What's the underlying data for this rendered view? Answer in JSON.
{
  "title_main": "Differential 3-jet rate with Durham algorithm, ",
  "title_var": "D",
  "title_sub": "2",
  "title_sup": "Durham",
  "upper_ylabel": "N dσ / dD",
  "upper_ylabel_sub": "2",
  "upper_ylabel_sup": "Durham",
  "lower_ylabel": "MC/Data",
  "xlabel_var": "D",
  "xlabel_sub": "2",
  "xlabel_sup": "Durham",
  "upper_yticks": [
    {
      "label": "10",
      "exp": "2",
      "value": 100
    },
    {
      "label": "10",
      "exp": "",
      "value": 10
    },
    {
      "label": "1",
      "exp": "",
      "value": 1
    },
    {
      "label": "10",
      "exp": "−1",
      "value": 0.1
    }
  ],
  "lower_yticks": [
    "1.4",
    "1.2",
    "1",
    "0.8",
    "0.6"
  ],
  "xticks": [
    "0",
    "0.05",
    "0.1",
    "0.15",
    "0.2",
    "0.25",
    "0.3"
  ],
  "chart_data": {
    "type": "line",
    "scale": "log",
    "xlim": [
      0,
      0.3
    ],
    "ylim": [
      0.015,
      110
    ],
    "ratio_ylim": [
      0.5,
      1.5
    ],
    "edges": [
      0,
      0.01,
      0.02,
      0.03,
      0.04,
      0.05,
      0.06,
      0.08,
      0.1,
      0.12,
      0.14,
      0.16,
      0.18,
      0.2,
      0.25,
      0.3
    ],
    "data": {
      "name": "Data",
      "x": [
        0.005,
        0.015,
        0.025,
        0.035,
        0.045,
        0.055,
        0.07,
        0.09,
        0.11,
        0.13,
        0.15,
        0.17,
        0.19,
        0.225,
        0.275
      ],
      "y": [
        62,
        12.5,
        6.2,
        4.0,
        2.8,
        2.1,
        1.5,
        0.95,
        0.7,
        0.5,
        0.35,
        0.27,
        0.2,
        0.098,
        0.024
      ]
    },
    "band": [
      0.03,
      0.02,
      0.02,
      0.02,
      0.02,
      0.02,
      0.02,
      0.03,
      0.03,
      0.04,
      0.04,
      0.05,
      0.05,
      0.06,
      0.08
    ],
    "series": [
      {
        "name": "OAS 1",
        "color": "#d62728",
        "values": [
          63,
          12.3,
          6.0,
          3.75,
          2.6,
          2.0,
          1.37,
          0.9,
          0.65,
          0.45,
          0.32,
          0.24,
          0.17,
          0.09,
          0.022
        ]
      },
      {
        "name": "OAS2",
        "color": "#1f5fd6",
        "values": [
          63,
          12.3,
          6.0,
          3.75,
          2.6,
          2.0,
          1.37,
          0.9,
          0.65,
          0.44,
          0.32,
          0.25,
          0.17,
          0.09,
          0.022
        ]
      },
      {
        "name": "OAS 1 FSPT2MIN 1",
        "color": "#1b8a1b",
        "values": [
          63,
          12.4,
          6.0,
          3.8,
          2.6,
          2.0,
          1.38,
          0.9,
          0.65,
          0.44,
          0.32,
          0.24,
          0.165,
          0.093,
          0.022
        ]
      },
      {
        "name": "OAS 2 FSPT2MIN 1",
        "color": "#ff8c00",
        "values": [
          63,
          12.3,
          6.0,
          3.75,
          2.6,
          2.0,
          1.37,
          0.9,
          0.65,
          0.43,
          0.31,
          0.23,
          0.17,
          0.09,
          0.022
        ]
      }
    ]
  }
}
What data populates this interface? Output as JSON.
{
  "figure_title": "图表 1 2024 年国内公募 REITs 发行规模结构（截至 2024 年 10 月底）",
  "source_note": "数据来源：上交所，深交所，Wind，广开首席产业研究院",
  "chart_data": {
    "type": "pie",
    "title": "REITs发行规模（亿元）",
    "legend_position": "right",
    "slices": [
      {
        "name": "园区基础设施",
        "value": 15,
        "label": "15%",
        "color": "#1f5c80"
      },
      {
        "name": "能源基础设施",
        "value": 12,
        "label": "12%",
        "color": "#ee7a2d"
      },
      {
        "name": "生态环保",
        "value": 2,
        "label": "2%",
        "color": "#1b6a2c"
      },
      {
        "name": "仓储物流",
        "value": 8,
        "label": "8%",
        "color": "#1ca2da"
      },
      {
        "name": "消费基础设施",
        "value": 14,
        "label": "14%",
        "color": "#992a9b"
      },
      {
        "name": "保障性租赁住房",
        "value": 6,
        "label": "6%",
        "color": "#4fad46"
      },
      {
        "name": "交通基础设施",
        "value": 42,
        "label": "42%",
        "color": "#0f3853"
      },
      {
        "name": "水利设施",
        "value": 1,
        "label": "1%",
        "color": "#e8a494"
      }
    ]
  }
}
════════════════════
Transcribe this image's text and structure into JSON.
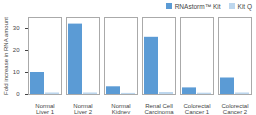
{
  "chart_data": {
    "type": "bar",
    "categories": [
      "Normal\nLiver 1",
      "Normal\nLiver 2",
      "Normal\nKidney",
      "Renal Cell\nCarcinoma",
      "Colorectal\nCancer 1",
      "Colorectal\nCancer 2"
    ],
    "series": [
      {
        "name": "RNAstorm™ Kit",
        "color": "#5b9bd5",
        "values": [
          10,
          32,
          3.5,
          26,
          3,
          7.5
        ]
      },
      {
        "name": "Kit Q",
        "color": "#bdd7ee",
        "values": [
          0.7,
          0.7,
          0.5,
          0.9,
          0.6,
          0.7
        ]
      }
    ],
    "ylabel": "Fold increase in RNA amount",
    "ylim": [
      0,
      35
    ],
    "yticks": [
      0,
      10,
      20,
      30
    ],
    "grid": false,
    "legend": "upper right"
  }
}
════════════════════
**JOB:** For each line of the listing that holds the word "Normal", show that line.

**EXERCISE RESPONSE:**
      "Normal\nLiver 1",
      "Normal\nLiver 2",
      "Normal\nKidney",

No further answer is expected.